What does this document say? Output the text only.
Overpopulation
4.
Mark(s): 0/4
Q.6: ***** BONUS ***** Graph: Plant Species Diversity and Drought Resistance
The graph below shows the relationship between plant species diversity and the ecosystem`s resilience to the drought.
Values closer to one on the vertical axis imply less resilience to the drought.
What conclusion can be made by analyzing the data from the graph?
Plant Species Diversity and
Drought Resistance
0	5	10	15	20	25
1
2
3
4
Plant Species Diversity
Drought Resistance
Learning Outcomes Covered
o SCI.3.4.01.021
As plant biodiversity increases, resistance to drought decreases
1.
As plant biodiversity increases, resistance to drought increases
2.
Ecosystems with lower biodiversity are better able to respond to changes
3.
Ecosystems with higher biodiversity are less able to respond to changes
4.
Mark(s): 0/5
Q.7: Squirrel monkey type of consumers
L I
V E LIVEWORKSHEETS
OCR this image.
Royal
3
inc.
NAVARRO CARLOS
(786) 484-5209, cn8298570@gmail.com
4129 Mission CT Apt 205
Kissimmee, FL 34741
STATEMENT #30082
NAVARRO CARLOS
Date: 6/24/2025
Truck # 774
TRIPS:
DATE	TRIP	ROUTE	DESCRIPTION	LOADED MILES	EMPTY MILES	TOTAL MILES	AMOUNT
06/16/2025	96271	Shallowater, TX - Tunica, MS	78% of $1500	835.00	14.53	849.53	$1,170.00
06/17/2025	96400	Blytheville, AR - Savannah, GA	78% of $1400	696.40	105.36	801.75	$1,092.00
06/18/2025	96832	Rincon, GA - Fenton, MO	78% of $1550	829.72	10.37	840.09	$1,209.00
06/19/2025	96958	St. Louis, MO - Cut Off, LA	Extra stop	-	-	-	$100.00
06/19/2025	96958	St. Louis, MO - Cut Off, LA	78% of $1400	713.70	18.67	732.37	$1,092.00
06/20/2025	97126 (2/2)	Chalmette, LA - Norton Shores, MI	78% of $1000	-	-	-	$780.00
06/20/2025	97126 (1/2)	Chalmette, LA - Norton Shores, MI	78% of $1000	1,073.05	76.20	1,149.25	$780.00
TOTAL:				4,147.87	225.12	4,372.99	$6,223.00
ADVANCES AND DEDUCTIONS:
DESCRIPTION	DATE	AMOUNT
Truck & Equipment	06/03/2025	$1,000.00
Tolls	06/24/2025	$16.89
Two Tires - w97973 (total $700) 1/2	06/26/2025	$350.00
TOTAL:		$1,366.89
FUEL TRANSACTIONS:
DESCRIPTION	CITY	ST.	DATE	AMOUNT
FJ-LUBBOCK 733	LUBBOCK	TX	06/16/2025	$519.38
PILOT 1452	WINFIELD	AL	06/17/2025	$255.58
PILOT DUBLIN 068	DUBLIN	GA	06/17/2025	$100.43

*Request:* Count how many lines include the string "biodiversity". Nothing but the number is needed.

*Worked answer:* 4